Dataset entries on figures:
#####

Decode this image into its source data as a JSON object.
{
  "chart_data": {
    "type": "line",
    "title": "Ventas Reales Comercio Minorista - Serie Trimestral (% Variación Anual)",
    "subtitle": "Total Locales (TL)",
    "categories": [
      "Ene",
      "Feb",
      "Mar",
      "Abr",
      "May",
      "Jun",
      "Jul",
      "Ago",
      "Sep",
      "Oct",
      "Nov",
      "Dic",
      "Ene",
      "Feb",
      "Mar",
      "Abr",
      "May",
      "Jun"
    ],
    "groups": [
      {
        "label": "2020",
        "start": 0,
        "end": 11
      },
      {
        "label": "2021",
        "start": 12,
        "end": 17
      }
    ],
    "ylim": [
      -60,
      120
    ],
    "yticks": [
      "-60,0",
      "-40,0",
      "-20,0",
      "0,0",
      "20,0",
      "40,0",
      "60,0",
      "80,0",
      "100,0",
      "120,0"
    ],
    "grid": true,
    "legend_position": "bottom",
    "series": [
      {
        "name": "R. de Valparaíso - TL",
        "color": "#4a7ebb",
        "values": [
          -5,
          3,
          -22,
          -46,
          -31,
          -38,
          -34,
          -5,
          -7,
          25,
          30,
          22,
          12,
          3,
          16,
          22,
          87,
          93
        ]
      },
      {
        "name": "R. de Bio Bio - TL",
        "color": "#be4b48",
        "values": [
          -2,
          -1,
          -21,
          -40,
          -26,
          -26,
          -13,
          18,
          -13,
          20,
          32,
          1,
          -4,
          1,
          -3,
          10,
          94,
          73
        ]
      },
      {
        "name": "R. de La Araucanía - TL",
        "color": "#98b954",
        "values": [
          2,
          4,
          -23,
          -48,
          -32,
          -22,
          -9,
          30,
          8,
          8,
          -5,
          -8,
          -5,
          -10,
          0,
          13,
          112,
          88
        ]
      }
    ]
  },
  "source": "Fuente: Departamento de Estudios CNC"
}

#####

Using the listing above, locate the lines that hold "source" and copy each one.

Decode this image into its source data as a JSON object.
  "source": "Fuente: Departamento de Estudios CNC"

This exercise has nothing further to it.